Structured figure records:
--*--

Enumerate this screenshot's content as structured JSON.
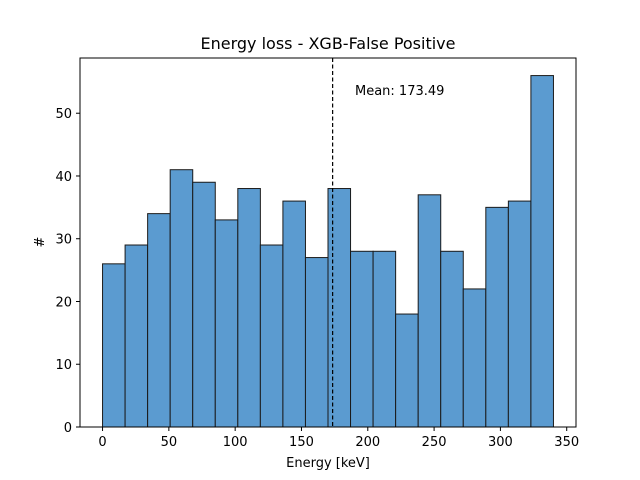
{
  "chart_data": {
    "type": "bar",
    "title": "Energy loss - XGB-False Positive",
    "xlabel": "Energy [keV]",
    "ylabel": "#",
    "bar_color": "#5b9bd0",
    "edge_color": "#1a1a1a",
    "bin_edges": [
      0,
      17,
      34,
      51,
      68,
      85,
      102,
      119,
      136,
      153,
      170,
      187,
      204,
      221,
      238,
      255,
      272,
      289,
      306,
      323,
      340
    ],
    "values": [
      26,
      29,
      34,
      41,
      39,
      33,
      38,
      29,
      36,
      27,
      38,
      28,
      28,
      18,
      37,
      28,
      22,
      35,
      36,
      56
    ],
    "xlim": [
      -17,
      357
    ],
    "ylim": [
      0,
      58.8
    ],
    "xticks": [
      0,
      50,
      100,
      150,
      200,
      250,
      300,
      350
    ],
    "yticks": [
      0,
      10,
      20,
      30,
      40,
      50
    ],
    "mean": 173.49,
    "mean_label": "Mean: 173.49",
    "grid": false
  }
}
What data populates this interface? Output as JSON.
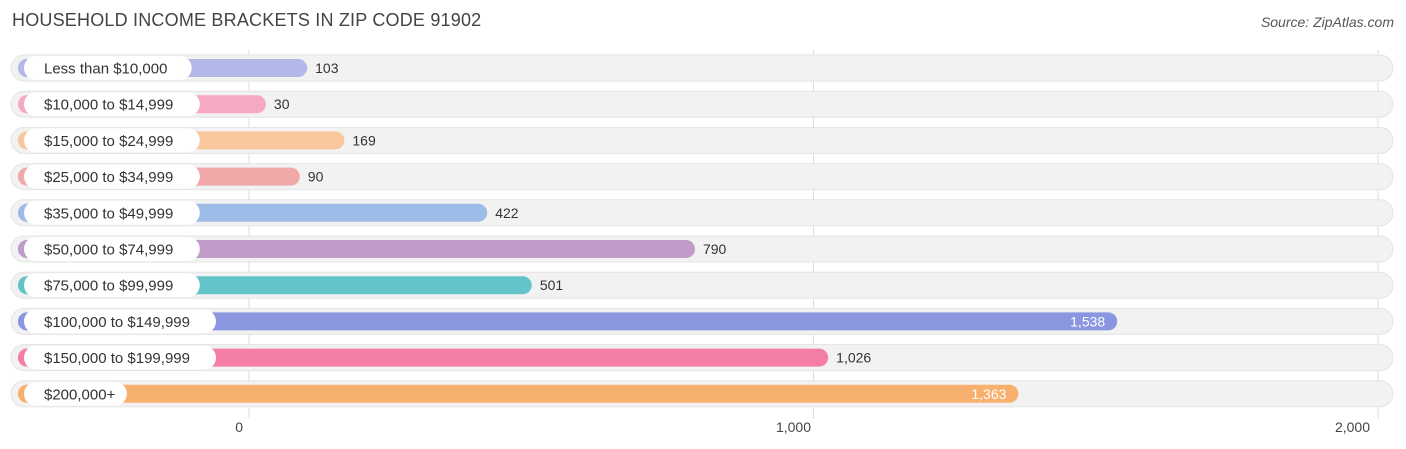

--*--

### YOUR OBJECTIVE
Search the data for the word "Energy" and copy each line where it appears.

### COMPLETE OUTPUT
    "title": "Energy loss - XGB-False Positive",
    "xlabel": "Energy [keV]",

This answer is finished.